● TASK GOAL:
Write out each line from the data below that includes the word "selenium".

Chart and figure data:
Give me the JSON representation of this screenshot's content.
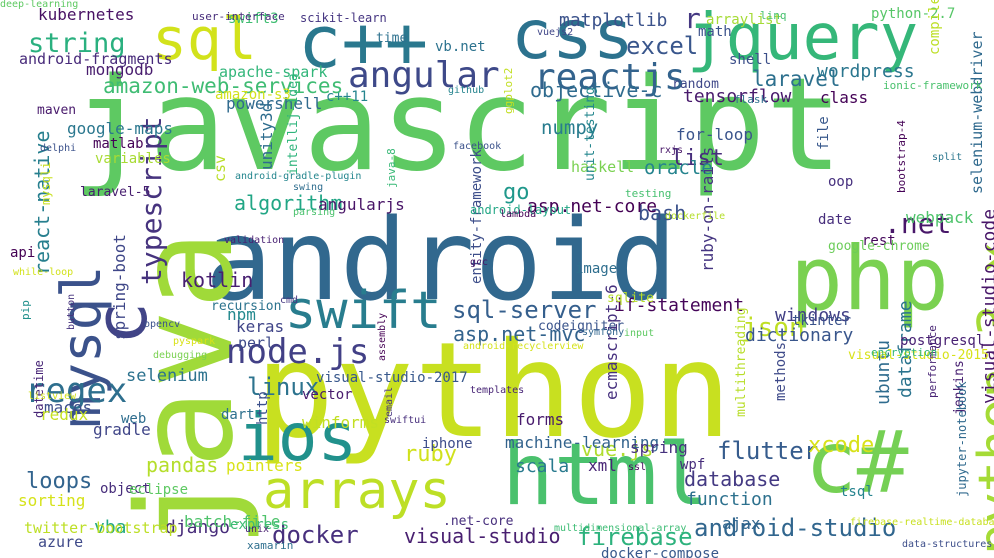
{
  "words": [
    {
      "text": "javascript",
      "color": "#5ec962"
    },
    {
      "text": "android",
      "color": "#31688e"
    },
    {
      "text": "python",
      "color": "#c8e020"
    },
    {
      "text": "java",
      "color": "#a0da39"
    },
    {
      "text": "c++",
      "color": "#2a788e"
    },
    {
      "text": "css",
      "color": "#2c728e"
    },
    {
      "text": "jquery",
      "color": "#35b779"
    },
    {
      "text": "sql",
      "color": "#d2e21b"
    },
    {
      "text": "php",
      "color": "#7ad151"
    },
    {
      "text": "c#",
      "color": "#75d054"
    },
    {
      "text": "html",
      "color": "#4ac16d"
    },
    {
      "text": "ios",
      "color": "#21918c"
    },
    {
      "text": "swift",
      "color": "#287d8e"
    },
    {
      "text": "arrays",
      "color": "#bddf26"
    },
    {
      "text": "mysql",
      "color": "#3b528b"
    },
    {
      "text": "c",
      "color": "#414487"
    },
    {
      "text": "python-3.x",
      "color": "#a5db36"
    },
    {
      "text": "angular",
      "color": "#3e4989"
    },
    {
      "text": "reactjs",
      "color": "#33638d"
    },
    {
      "text": "node.js",
      "color": "#424086"
    },
    {
      "text": "typescript",
      "color": "#46337e"
    },
    {
      "text": "string",
      "color": "#2ab07f"
    },
    {
      "text": "sql-server",
      "color": "#355f8d"
    },
    {
      "text": "json",
      "color": "#c0df25"
    },
    {
      "text": "r",
      "color": "#453882"
    },
    {
      "text": "excel",
      "color": "#39568c"
    },
    {
      "text": "laravel",
      "color": "#2d708e"
    },
    {
      "text": "amazon-web-services",
      "color": "#3fbc73"
    },
    {
      "text": "react-native",
      "color": "#277f8e"
    },
    {
      "text": "list",
      "color": "#472d7b"
    },
    {
      "text": "regex",
      "color": "#2e6f8e"
    },
    {
      "text": "linux",
      "color": "#2c738e"
    },
    {
      "text": "flutter",
      "color": "#365c8d"
    },
    {
      "text": "android-studio",
      "color": "#31668e"
    },
    {
      "text": "docker",
      "color": "#472f7d"
    },
    {
      "text": "firebase",
      "color": "#2db27d"
    },
    {
      "text": "ruby",
      "color": "#d0e11c"
    },
    {
      "text": "pandas",
      "color": "#b5de2b"
    },
    {
      "text": "kotlin",
      "color": "#482071"
    },
    {
      "text": ".net",
      "color": "#481769"
    },
    {
      "text": "visual-studio",
      "color": "#481f70"
    },
    {
      "text": "vue.js",
      "color": "#b0dd2f"
    },
    {
      "text": "xcode",
      "color": "#d8e219"
    },
    {
      "text": "loops",
      "color": "#32648e"
    },
    {
      "text": "database",
      "color": "#443a83"
    },
    {
      "text": "numpy",
      "color": "#287c8e"
    },
    {
      "text": "asp.net-mvc",
      "color": "#33638d"
    },
    {
      "text": "go",
      "color": "#1f988b"
    },
    {
      "text": "bash",
      "color": "#3b518b"
    },
    {
      "text": "oracle",
      "color": "#25848e"
    },
    {
      "text": "algorithm",
      "color": "#21a685"
    },
    {
      "text": "objective-c",
      "color": "#2f6b8e"
    },
    {
      "text": "wordpress",
      "color": "#2a768e"
    },
    {
      "text": "tensorflow",
      "color": "#481a6c"
    },
    {
      "text": "asp.net-core",
      "color": "#440154"
    },
    {
      "text": "selenium",
      "color": "#2c728e"
    },
    {
      "text": "dictionary",
      "color": "#39568c"
    },
    {
      "text": "windows",
      "color": "#424086"
    },
    {
      "text": "if-statement",
      "color": "#450559"
    },
    {
      "text": "visual-studio-code",
      "color": "#481668"
    },
    {
      "text": "spring-boot",
      "color": "#3f4788"
    },
    {
      "text": "django",
      "color": "#472c7a"
    },
    {
      "text": "vba",
      "color": "#22a884"
    },
    {
      "text": "scala",
      "color": "#297a8e"
    },
    {
      "text": "webpack",
      "color": "#4ec36b"
    },
    {
      "text": "function",
      "color": "#2d718e"
    },
    {
      "text": "ubuntu",
      "color": "#2f6c8e"
    },
    {
      "text": "dataframe",
      "color": "#2b748e"
    },
    {
      "text": "macos",
      "color": "#3d4e8a"
    },
    {
      "text": "angularjs",
      "color": "#481467"
    },
    {
      "text": "ecmascript-6",
      "color": "#46307e"
    },
    {
      "text": "ruby-on-rails",
      "color": "#453581"
    },
    {
      "text": "sorting",
      "color": "#d5e21a"
    },
    {
      "text": "google-maps",
      "color": "#2a778e"
    },
    {
      "text": "unity3d",
      "color": "#2e6d8e"
    },
    {
      "text": "for-loop",
      "color": "#3a548c"
    },
    {
      "text": "pointers",
      "color": "#d8e219"
    },
    {
      "text": "machine-learning",
      "color": "#33638d"
    },
    {
      "text": "xml",
      "color": "#482576"
    },
    {
      "text": "date",
      "color": "#472e7c"
    },
    {
      "text": "forms",
      "color": "#481b6d"
    },
    {
      "text": "redux",
      "color": "#c5e021"
    },
    {
      "text": "spring",
      "color": "#46327e"
    },
    {
      "text": "winforms",
      "color": "#c2df23"
    },
    {
      "text": "gradle",
      "color": "#404688"
    },
    {
      "text": "npm",
      "color": "#23898e"
    },
    {
      "text": "keras",
      "color": "#404588"
    },
    {
      "text": "class",
      "color": "#440256"
    },
    {
      "text": "mongodb",
      "color": "#481c6e"
    },
    {
      "text": "apache-spark",
      "color": "#32b67a"
    },
    {
      "text": "matplotlib",
      "color": "#3b528b"
    },
    {
      "text": "vb.net",
      "color": "#2c728e"
    },
    {
      "text": "kubernetes",
      "color": "#471063"
    },
    {
      "text": "python-2.7",
      "color": "#56c667"
    },
    {
      "text": "batch-file",
      "color": "#4ec36b"
    },
    {
      "text": "azure",
      "color": "#3e4989"
    },
    {
      "text": "twitter-bootstrap",
      "color": "#bddf26"
    },
    {
      "text": "ajax",
      "color": "#31668e"
    },
    {
      "text": "postgresql",
      "color": "#482173"
    },
    {
      "text": "tkinter",
      "color": "#3a538b"
    },
    {
      "text": "perl",
      "color": "#3e4a89"
    },
    {
      "text": "haskell",
      "color": "#7ad151"
    },
    {
      "text": "variables",
      "color": "#a8db34"
    },
    {
      "text": "csv",
      "color": "#bade28"
    },
    {
      "text": "powershell",
      "color": "#306a8e"
    },
    {
      "text": "c++11",
      "color": "#25858e"
    },
    {
      "text": "shell",
      "color": "#3c4f8a"
    },
    {
      "text": "math",
      "color": "#3b528b"
    },
    {
      "text": "random",
      "color": "#3f4889"
    },
    {
      "text": "maven",
      "color": "#481a6c"
    },
    {
      "text": "android-fragments",
      "color": "#472a7a"
    },
    {
      "text": "arraylist",
      "color": "#a5db36"
    },
    {
      "text": "jenkins",
      "color": "#482071"
    },
    {
      "text": "rest",
      "color": "#46085c"
    },
    {
      "text": "google-chrome",
      "color": "#6ccd5a"
    },
    {
      "text": "image",
      "color": "#2e6e8e"
    },
    {
      "text": "sqlite",
      "color": "#b8de29"
    },
    {
      "text": "web",
      "color": "#2e6d8e"
    },
    {
      "text": "dart",
      "color": "#2d708e"
    },
    {
      "text": "http",
      "color": "#3c508b"
    },
    {
      "text": "wpf",
      "color": "#472e7c"
    },
    {
      "text": "api",
      "color": "#440154"
    },
    {
      "text": "matlab",
      "color": "#450457"
    },
    {
      "text": "file",
      "color": "#38588c"
    },
    {
      "text": "oop",
      "color": "#46307e"
    },
    {
      "text": "methods",
      "color": "#3e4a89"
    },
    {
      "text": "iphone",
      "color": "#3d4d8a"
    },
    {
      "text": "object",
      "color": "#472d7b"
    },
    {
      "text": "tsql",
      "color": "#25838e"
    },
    {
      "text": "vector",
      "color": "#481b6d"
    },
    {
      "text": "eclipse",
      "color": "#5ec962"
    },
    {
      "text": "entity-framework",
      "color": "#3d4e8a"
    },
    {
      "text": "intellij-idea",
      "color": "#2fb47c"
    },
    {
      "text": "java-8",
      "color": "#38b977"
    },
    {
      "text": "unit-testing",
      "color": "#24878e"
    },
    {
      "text": "multithreading",
      "color": "#b8de29"
    },
    {
      "text": "docker-compose",
      "color": "#38598c"
    },
    {
      "text": "datetime",
      "color": "#482677"
    },
    {
      "text": "selenium-webdriver",
      "color": "#306a8e"
    },
    {
      "text": "android-layout",
      "color": "#22a785"
    },
    {
      "text": "express",
      "color": "#3dbc74"
    },
    {
      "text": "visual-studio-2017",
      "color": "#38588c"
    },
    {
      "text": "visual-studio-2015",
      "color": "#d8e219"
    },
    {
      "text": "laravel-5",
      "color": "#481f70"
    },
    {
      "text": "codeigniter",
      "color": "#3a548c"
    },
    {
      "text": "recursion",
      "color": "#2c738e"
    },
    {
      "text": ".net-core",
      "color": "#472f7d"
    },
    {
      "text": "mysqli",
      "color": "#c8e020"
    },
    {
      "text": "swift3",
      "color": "#40bd72"
    },
    {
      "text": "github",
      "color": "#25848e"
    },
    {
      "text": "testing",
      "color": "#46c06f"
    },
    {
      "text": "jupyter-notebook",
      "color": "#306a8e"
    },
    {
      "text": "performance",
      "color": "#482475"
    },
    {
      "text": "encryption",
      "color": "#31b57b"
    },
    {
      "text": "ionic-framework",
      "color": "#4ac16d"
    },
    {
      "text": "flask",
      "color": "#2e6f8e"
    },
    {
      "text": "bootstrap-4",
      "color": "#440256"
    },
    {
      "text": "compiler-errors",
      "color": "#bddf26"
    },
    {
      "text": "linq",
      "color": "#46c06f"
    },
    {
      "text": "scikit-learn",
      "color": "#453581"
    },
    {
      "text": "user-interface",
      "color": "#472d7b"
    },
    {
      "text": "time",
      "color": "#2d718e"
    },
    {
      "text": "vuejs2",
      "color": "#404688"
    },
    {
      "text": "rxjs",
      "color": "#481668"
    },
    {
      "text": "amazon-s3",
      "color": "#d2e21b"
    },
    {
      "text": "facebook",
      "color": "#3b528b"
    },
    {
      "text": "ggplot2",
      "color": "#c2df23"
    },
    {
      "text": "android-gradle-plugin",
      "color": "#24868e"
    },
    {
      "text": "swing",
      "color": "#2e6d8e"
    },
    {
      "text": "delphi",
      "color": "#3b518b"
    },
    {
      "text": "parsing",
      "color": "#4ac16d"
    },
    {
      "text": "validation",
      "color": "#482173"
    },
    {
      "text": "lambda",
      "color": "#440154"
    },
    {
      "text": "dockerfile",
      "color": "#b5de2b"
    },
    {
      "text": "split",
      "color": "#2a768e"
    },
    {
      "text": "gcc",
      "color": "#481467"
    },
    {
      "text": "cmd",
      "color": "#453882"
    },
    {
      "text": "while-loop",
      "color": "#d2e21b"
    },
    {
      "text": "pip",
      "color": "#21918c"
    },
    {
      "text": "button",
      "color": "#46337e"
    },
    {
      "text": "opencv",
      "color": "#3b528b"
    },
    {
      "text": "pyspark",
      "color": "#d8e219"
    },
    {
      "text": "assembly",
      "color": "#440154"
    },
    {
      "text": "android-recyclerview",
      "color": "#d5e21a"
    },
    {
      "text": "symfony",
      "color": "#31668e"
    },
    {
      "text": "input",
      "color": "#5ec962"
    },
    {
      "text": "debugging",
      "color": "#7ad151"
    },
    {
      "text": "listview",
      "color": "#d0e11c"
    },
    {
      "text": "templates",
      "color": "#482576"
    },
    {
      "text": "email",
      "color": "#46337e"
    },
    {
      "text": "swiftui",
      "color": "#472e7c"
    },
    {
      "text": "ssl",
      "color": "#46085c"
    },
    {
      "text": "multidimensional-array",
      "color": "#3dbc74"
    },
    {
      "text": "unix",
      "color": "#481f70"
    },
    {
      "text": "xamarin",
      "color": "#2e6f8e"
    },
    {
      "text": "firebase-realtime-database",
      "color": "#c8e020"
    },
    {
      "text": "data-structures",
      "color": "#3d4e8a"
    },
    {
      "text": "deep-learning",
      "color": "#5ec962"
    }
  ]
}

● FULL RESPONSE:
      "text": "selenium",
      "text": "selenium-webdriver",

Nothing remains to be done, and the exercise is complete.